### Task description
In the entries below, find every line holding the string "game" and collect it.
━━━━━━━━━━━━━━━━━━━━
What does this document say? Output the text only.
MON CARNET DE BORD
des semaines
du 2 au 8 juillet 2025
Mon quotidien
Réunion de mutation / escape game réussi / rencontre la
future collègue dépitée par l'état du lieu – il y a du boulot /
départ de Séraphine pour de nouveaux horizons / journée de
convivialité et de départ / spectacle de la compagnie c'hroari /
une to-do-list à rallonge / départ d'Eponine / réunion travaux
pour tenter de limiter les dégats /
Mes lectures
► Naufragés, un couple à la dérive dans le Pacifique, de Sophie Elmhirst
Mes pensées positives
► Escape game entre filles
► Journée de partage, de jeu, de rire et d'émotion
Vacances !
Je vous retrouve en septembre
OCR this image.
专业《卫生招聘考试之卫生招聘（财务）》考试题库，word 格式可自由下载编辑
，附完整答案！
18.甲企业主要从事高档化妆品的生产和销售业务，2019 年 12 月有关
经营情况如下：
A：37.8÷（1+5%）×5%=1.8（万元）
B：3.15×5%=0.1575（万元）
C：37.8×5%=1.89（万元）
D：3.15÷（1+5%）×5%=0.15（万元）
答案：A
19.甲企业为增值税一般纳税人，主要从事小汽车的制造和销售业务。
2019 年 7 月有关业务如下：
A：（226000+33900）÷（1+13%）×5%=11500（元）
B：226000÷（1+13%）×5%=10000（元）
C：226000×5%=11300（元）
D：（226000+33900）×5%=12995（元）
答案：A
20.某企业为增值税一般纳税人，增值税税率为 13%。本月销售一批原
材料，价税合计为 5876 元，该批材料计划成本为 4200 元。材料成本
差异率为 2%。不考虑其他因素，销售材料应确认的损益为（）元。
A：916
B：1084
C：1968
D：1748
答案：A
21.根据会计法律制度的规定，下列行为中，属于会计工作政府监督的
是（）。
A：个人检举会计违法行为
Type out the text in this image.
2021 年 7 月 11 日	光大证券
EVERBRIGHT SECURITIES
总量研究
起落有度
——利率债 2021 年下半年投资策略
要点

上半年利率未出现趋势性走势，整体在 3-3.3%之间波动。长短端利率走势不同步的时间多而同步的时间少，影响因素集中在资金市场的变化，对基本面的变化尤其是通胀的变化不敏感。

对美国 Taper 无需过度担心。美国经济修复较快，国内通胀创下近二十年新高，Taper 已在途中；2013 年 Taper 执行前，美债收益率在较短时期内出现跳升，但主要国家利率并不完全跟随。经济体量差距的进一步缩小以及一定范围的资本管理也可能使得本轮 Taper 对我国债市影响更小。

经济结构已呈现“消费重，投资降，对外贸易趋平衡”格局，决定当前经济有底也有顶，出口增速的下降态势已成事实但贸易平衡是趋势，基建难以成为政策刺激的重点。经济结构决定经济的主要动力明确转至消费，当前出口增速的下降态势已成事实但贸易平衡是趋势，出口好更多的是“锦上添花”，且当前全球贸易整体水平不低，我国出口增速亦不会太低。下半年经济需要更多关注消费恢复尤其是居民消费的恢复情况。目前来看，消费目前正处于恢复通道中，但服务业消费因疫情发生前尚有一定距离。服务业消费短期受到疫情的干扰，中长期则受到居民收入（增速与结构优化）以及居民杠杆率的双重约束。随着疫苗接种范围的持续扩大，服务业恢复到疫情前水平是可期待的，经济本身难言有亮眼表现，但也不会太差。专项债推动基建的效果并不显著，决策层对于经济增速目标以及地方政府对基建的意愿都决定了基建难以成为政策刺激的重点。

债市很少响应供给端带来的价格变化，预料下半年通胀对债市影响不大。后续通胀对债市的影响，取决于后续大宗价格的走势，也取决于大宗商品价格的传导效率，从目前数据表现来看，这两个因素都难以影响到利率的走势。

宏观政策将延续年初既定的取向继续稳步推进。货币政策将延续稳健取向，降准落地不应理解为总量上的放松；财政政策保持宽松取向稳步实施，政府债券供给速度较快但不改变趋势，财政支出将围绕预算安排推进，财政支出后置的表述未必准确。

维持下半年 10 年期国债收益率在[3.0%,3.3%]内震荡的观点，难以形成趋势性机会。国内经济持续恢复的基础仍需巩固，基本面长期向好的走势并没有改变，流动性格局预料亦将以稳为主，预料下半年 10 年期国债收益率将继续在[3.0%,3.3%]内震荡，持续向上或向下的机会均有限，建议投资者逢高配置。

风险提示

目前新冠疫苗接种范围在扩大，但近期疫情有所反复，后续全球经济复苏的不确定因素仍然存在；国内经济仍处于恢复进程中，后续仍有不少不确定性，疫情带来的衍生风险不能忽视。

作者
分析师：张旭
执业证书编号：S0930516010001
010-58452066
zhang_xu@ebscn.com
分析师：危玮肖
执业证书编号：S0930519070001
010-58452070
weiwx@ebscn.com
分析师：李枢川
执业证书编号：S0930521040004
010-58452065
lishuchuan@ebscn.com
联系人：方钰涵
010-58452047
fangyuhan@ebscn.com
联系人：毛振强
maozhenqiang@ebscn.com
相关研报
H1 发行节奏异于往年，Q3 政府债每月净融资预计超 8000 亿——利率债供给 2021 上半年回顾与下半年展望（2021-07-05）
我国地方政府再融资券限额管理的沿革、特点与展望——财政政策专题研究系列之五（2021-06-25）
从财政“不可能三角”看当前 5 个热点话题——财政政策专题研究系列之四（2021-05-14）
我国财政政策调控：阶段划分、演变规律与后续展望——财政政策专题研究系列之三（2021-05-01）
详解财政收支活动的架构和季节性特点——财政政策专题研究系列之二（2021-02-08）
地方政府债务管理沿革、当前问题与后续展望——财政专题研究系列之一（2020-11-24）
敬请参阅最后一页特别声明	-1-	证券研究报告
━━━━━━━━━━━━━━━━━━━━
### Completed task
Réunion de mutation / escape game réussi / rencontre la
► Escape game entre filles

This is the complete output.